TO BE DONE: Look for the string "dire" in every line, and copy each line that has it.

# Start of EXCERPTED DATA

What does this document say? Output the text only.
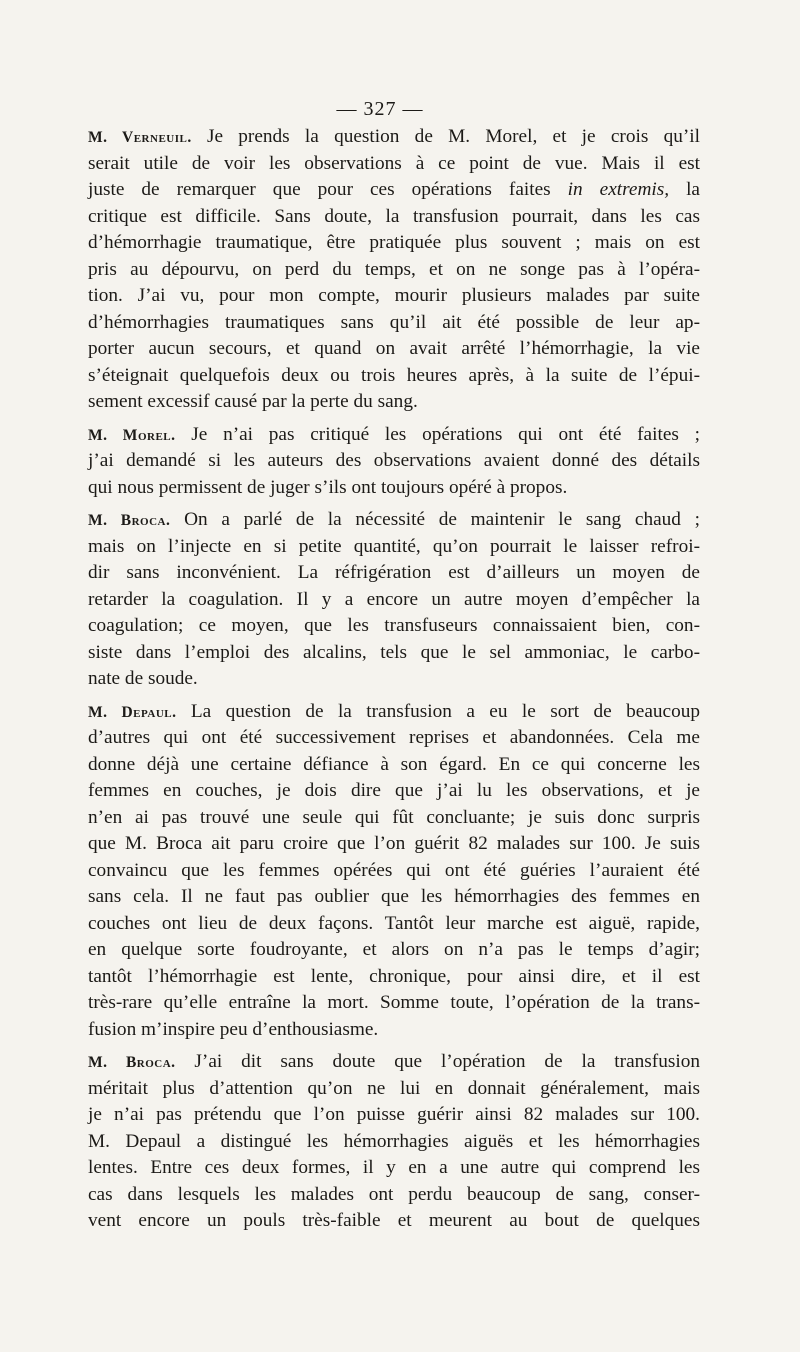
— 327 —
M. Verneuil. Je prends la question de M. Morel, et je crois qu’il
serait utile de voir les observations à ce point de vue. Mais il est
juste de remarquer que pour ces opérations faites in extremis, la
critique est difficile. Sans doute, la transfusion pourrait, dans les cas
d’hémorrhagie traumatique, être pratiquée plus souvent ; mais on est
pris au dépourvu, on perd du temps, et on ne songe pas à l’opéra-
tion. J’ai vu, pour mon compte, mourir plusieurs malades par suite
d’hémorrhagies traumatiques sans qu’il ait été possible de leur ap-
porter aucun secours, et quand on avait arrêté l’hémorrhagie, la vie
s’éteignait quelquefois deux ou trois heures après, à la suite de l’épui-
sement excessif causé par la perte du sang.
M. Morel. Je n’ai pas critiqué les opérations qui ont été faites ;
j’ai demandé si les auteurs des observations avaient donné des détails
qui nous permissent de juger s’ils ont toujours opéré à propos.
M. Broca. On a parlé de la nécessité de maintenir le sang chaud ;
mais on l’injecte en si petite quantité, qu’on pourrait le laisser refroi-
dir sans inconvénient. La réfrigération est d’ailleurs un moyen de
retarder la coagulation. Il y a encore un autre moyen d’empêcher la
coagulation; ce moyen, que les transfuseurs connaissaient bien, con-
siste dans l’emploi des alcalins, tels que le sel ammoniac, le carbo-
nate de soude.
M. Depaul. La question de la transfusion a eu le sort de beaucoup
d’autres qui ont été successivement reprises et abandonnées. Cela me
donne déjà une certaine défiance à son égard. En ce qui concerne les
femmes en couches, je dois dire que j’ai lu les observations, et je
n’en ai pas trouvé une seule qui fût concluante; je suis donc surpris
que M. Broca ait paru croire que l’on guérit 82 malades sur 100. Je suis
convaincu que les femmes opérées qui ont été guéries l’auraient été
sans cela. Il ne faut pas oublier que les hémorrhagies des femmes en
couches ont lieu de deux façons. Tantôt leur marche est aiguë, rapide,
en quelque sorte foudroyante, et alors on n’a pas le temps d’agir;
tantôt l’hémorrhagie est lente, chronique, pour ainsi dire, et il est
très-rare qu’elle entraîne la mort. Somme toute, l’opération de la trans-
fusion m’inspire peu d’enthousiasme.
M. Broca. J’ai dit sans doute que l’opération de la transfusion
méritait plus d’attention qu’on ne lui en donnait généralement, mais
je n’ai pas prétendu que l’on puisse guérir ainsi 82 malades sur 100.
M. Depaul a distingué les hémorrhagies aiguës et les hémorrhagies
lentes. Entre ces deux formes, il y en a une autre qui comprend les
cas dans lesquels les malades ont perdu beaucoup de sang, conser-
vent encore un pouls très-faible et meurent au bout de quelques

# End of EXCERPTED DATA

ANSWER TO THE EXERCISE:
femmes en couches, je dois dire que j’ai lu les observations, et je
tantôt l’hémorrhagie est lente, chronique, pour ainsi dire, et il est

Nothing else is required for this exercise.